Data extracted from a collection
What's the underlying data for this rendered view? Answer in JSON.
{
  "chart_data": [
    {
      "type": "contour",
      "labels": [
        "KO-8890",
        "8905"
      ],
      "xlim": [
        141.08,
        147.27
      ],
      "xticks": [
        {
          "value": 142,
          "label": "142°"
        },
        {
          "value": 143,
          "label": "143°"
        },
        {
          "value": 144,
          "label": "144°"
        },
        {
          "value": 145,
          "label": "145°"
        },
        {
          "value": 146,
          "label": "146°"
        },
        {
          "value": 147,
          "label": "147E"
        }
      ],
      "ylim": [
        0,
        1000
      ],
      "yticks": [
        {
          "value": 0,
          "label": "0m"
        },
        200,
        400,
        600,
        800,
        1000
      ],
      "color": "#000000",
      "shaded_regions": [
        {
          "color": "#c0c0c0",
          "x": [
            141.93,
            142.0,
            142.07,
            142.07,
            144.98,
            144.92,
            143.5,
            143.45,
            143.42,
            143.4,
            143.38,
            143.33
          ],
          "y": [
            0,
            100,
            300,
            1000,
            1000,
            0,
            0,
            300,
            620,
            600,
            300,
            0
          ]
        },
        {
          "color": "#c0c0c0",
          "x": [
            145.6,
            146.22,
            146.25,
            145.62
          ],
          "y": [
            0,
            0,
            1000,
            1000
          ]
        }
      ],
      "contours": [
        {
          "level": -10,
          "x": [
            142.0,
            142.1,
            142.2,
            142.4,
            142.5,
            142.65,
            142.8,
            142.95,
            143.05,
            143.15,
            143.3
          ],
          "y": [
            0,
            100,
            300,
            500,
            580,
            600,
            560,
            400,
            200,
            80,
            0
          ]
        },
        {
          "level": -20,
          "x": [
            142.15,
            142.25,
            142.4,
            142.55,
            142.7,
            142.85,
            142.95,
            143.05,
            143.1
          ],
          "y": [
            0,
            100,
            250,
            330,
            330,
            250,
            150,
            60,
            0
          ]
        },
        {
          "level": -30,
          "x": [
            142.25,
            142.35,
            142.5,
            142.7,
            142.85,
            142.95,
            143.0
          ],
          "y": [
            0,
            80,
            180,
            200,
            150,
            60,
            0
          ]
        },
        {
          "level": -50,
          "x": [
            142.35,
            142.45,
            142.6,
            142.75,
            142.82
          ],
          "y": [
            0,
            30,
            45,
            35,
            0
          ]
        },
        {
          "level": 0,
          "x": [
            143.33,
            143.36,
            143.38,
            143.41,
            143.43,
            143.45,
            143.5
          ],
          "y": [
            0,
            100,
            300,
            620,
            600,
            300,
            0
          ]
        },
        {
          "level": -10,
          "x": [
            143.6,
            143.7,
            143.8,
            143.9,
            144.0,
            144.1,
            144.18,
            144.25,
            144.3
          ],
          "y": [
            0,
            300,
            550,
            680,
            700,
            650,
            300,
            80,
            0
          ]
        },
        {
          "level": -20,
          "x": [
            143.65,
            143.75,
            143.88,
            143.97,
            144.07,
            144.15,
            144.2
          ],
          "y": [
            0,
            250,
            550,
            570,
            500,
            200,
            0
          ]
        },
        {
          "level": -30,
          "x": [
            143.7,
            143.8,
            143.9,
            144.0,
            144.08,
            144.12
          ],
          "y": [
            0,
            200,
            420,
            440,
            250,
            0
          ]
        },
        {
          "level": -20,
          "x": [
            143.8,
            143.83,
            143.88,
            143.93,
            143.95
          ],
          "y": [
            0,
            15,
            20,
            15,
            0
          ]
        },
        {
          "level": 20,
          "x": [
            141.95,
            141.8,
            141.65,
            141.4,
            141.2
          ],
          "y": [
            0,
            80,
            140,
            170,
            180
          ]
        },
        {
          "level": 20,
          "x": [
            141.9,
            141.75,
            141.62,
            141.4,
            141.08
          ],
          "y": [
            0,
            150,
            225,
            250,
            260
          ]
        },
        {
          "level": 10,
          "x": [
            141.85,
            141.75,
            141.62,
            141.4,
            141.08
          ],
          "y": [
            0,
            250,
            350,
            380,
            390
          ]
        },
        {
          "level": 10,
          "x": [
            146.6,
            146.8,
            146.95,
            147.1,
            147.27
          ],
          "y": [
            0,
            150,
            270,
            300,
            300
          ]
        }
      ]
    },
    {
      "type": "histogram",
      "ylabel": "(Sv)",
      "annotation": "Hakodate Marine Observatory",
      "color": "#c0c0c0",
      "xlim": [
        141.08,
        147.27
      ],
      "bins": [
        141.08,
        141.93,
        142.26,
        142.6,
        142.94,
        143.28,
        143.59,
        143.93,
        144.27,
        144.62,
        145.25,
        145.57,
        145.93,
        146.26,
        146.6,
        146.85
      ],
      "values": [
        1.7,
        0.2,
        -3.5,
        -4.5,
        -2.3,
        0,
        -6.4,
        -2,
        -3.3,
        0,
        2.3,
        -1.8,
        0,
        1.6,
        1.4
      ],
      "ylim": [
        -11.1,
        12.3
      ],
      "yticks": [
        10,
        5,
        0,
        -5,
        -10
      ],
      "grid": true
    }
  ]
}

What you need to do: Repeat the listing exactly, from its first line to its last.

Written response:
What's the underlying data for this rendered view? Answer in JSON.
{
  "chart_data": [
    {
      "type": "contour",
      "labels": [
        "KO-8890",
        "8905"
      ],
      "xlim": [
        141.08,
        147.27
      ],
      "xticks": [
        {
          "value": 142,
          "label": "142°"
        },
        {
          "value": 143,
          "label": "143°"
        },
        {
          "value": 144,
          "label": "144°"
        },
        {
          "value": 145,
          "label": "145°"
        },
        {
          "value": 146,
          "label": "146°"
        },
        {
          "value": 147,
          "label": "147E"
        }
      ],
      "ylim": [
        0,
        1000
      ],
      "yticks": [
        {
          "value": 0,
          "label": "0m"
        },
        200,
        400,
        600,
        800,
        1000
      ],
      "color": "#000000",
      "shaded_regions": [
        {
          "color": "#c0c0c0",
          "x": [
            141.93,
            142.0,
            142.07,
            142.07,
            144.98,
            144.92,
            143.5,
            143.45,
            143.42,
            143.4,
            143.38,
            143.33
          ],
          "y": [
            0,
            100,
            300,
            1000,
            1000,
            0,
            0,
            300,
            620,
            600,
            300,
            0
          ]
        },
        {
          "color": "#c0c0c0",
          "x": [
            145.6,
            146.22,
            146.25,
            145.62
          ],
          "y": [
            0,
            0,
            1000,
            1000
          ]
        }
      ],
      "contours": [
        {
          "level": -10,
          "x": [
            142.0,
            142.1,
            142.2,
            142.4,
            142.5,
            142.65,
            142.8,
            142.95,
            143.05,
            143.15,
            143.3
          ],
          "y": [
            0,
            100,
            300,
            500,
            580,
            600,
            560,
            400,
            200,
            80,
            0
          ]
        },
        {
          "level": -20,
          "x": [
            142.15,
            142.25,
            142.4,
            142.55,
            142.7,
            142.85,
            142.95,
            143.05,
            143.1
          ],
          "y": [
            0,
            100,
            250,
            330,
            330,
            250,
            150,
            60,
            0
          ]
        },
        {
          "level": -30,
          "x": [
            142.25,
            142.35,
            142.5,
            142.7,
            142.85,
            142.95,
            143.0
          ],
          "y": [
            0,
            80,
            180,
            200,
            150,
            60,
            0
          ]
        },
        {
          "level": -50,
          "x": [
            142.35,
            142.45,
            142.6,
            142.75,
            142.82
          ],
          "y": [
            0,
            30,
            45,
            35,
            0
          ]
        },
        {
          "level": 0,
          "x": [
            143.33,
            143.36,
            143.38,
            143.41,
            143.43,
            143.45,
            143.5
          ],
          "y": [
            0,
            100,
            300,
            620,
            600,
            300,
            0
          ]
        },
        {
          "level": -10,
          "x": [
            143.6,
            143.7,
            143.8,
            143.9,
            144.0,
            144.1,
            144.18,
            144.25,
            144.3
          ],
          "y": [
            0,
            300,
            550,
            680,
            700,
            650,
            300,
            80,
            0
          ]
        },
        {
          "level": -20,
          "x": [
            143.65,
            143.75,
            143.88,
            143.97,
            144.07,
            144.15,
            144.2
          ],
          "y": [
            0,
            250,
            550,
            570,
            500,
            200,
            0
          ]
        },
        {
          "level": -30,
          "x": [
            143.7,
            143.8,
            143.9,
            144.0,
            144.08,
            144.12
          ],
          "y": [
            0,
            200,
            420,
            440,
            250,
            0
          ]
        },
        {
          "level": -20,
          "x": [
            143.8,
            143.83,
            143.88,
            143.93,
            143.95
          ],
          "y": [
            0,
            15,
            20,
            15,
            0
          ]
        },
        {
          "level": 20,
          "x": [
            141.95,
            141.8,
            141.65,
            141.4,
            141.2
          ],
          "y": [
            0,
            80,
            140,
            170,
            180
          ]
        },
        {
          "level": 20,
          "x": [
            141.9,
            141.75,
            141.62,
            141.4,
            141.08
          ],
          "y": [
            0,
            150,
            225,
            250,
            260
          ]
        },
        {
          "level": 10,
          "x": [
            141.85,
            141.75,
            141.62,
            141.4,
            141.08
          ],
          "y": [
            0,
            250,
            350,
            380,
            390
          ]
        },
        {
          "level": 10,
          "x": [
            146.6,
            146.8,
            146.95,
            147.1,
            147.27
          ],
          "y": [
            0,
            150,
            270,
            300,
            300
          ]
        }
      ]
    },
    {
      "type": "histogram",
      "ylabel": "(Sv)",
      "annotation": "Hakodate Marine Observatory",
      "color": "#c0c0c0",
      "xlim": [
        141.08,
        147.27
      ],
      "bins": [
        141.08,
        141.93,
        142.26,
        142.6,
        142.94,
        143.28,
        143.59,
        143.93,
        144.27,
        144.62,
        145.25,
        145.57,
        145.93,
        146.26,
        146.6,
        146.85
      ],
      "values": [
        1.7,
        0.2,
        -3.5,
        -4.5,
        -2.3,
        0,
        -6.4,
        -2,
        -3.3,
        0,
        2.3,
        -1.8,
        0,
        1.6,
        1.4
      ],
      "ylim": [
        -11.1,
        12.3
      ],
      "yticks": [
        10,
        5,
        0,
        -5,
        -10
      ],
      "grid": true
    }
  ]
}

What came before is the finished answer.